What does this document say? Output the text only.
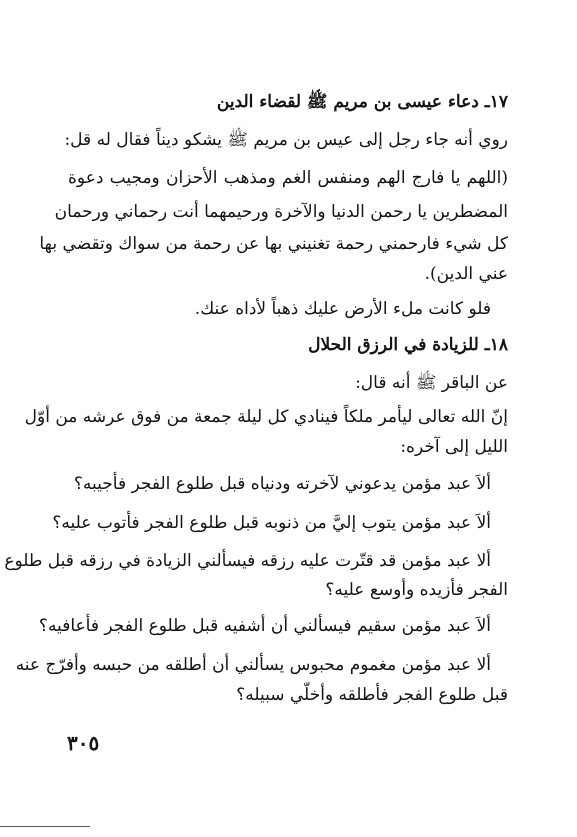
١٧ـ دعاء عيسى بن مريم ﷺ لقضاء الدين
روي أنه جاء رجل إلى عيس بن مريم ﷺ يشكو ديناً فقال له قل:
(اللهم يا فارج الهم ومنفس الغم ومذهب الأحزان ومجيب دعوة
المضطرين يا رحمن الدنيا والآخرة ورحيمهما أنت رحماني ورحمان
كل شيء فارحمني رحمة تغنيني بها عن رحمة من سواك وتقضي بها
عني الدين).
فلو كانت ملء الأرض عليك ذهباً لأداه عنك.
١٨ـ للزيادة في الرزق الحلال
عن الباقر ﷺ أنه قال:
إنّ الله تعالى ليأمر ملكاً فينادي كل ليلة جمعة من فوق عرشه من أوّل
الليل إلى آخره:
ألاَ عبد مؤمن يدعوني لآخرته ودنياه قبل طلوع الفجر فأجيبه؟
ألاَ عبد مؤمن يتوب إليَّ من ذنوبه قبل طلوع الفجر فأتوب عليه؟
ألا عبد مؤمن قد قتّرت عليه رزقه فيسألني الزيادة في رزقه قبل طلوع
الفجر فأزيده وأوسع عليه؟
ألاَ عبد مؤمن سقيم فيسألني أن أشفيه قبل طلوع الفجر فأعافيه؟
ألا عبد مؤمن مغموم محبوس يسألني أن أطلقه من حبسه وأفرّج عنه
قبل طلوع الفجر فأطلقه وأخلّي سبيله؟
٣٠٥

_ _ _ _ _ _ _

[TASK STATEMENT]
Quote every record above exactly, omitting any pictures they contain.

[RESPONSE BELOW]
What does this document say? Output the text only.
١٧ـ دعاء عيسى بن مريم ﷺ لقضاء الدين
روي أنه جاء رجل إلى عيس بن مريم ﷺ يشكو ديناً فقال له قل:
(اللهم يا فارج الهم ومنفس الغم ومذهب الأحزان ومجيب دعوة
المضطرين يا رحمن الدنيا والآخرة ورحيمهما أنت رحماني ورحمان
كل شيء فارحمني رحمة تغنيني بها عن رحمة من سواك وتقضي بها
عني الدين).
فلو كانت ملء الأرض عليك ذهباً لأداه عنك.
١٨ـ للزيادة في الرزق الحلال
عن الباقر ﷺ أنه قال:
إنّ الله تعالى ليأمر ملكاً فينادي كل ليلة جمعة من فوق عرشه من أوّل
الليل إلى آخره:
ألاَ عبد مؤمن يدعوني لآخرته ودنياه قبل طلوع الفجر فأجيبه؟
ألاَ عبد مؤمن يتوب إليَّ من ذنوبه قبل طلوع الفجر فأتوب عليه؟
ألا عبد مؤمن قد قتّرت عليه رزقه فيسألني الزيادة في رزقه قبل طلوع
الفجر فأزيده وأوسع عليه؟
ألاَ عبد مؤمن سقيم فيسألني أن أشفيه قبل طلوع الفجر فأعافيه؟
ألا عبد مؤمن مغموم محبوس يسألني أن أطلقه من حبسه وأفرّج عنه
قبل طلوع الفجر فأطلقه وأخلّي سبيله؟
٣٠٥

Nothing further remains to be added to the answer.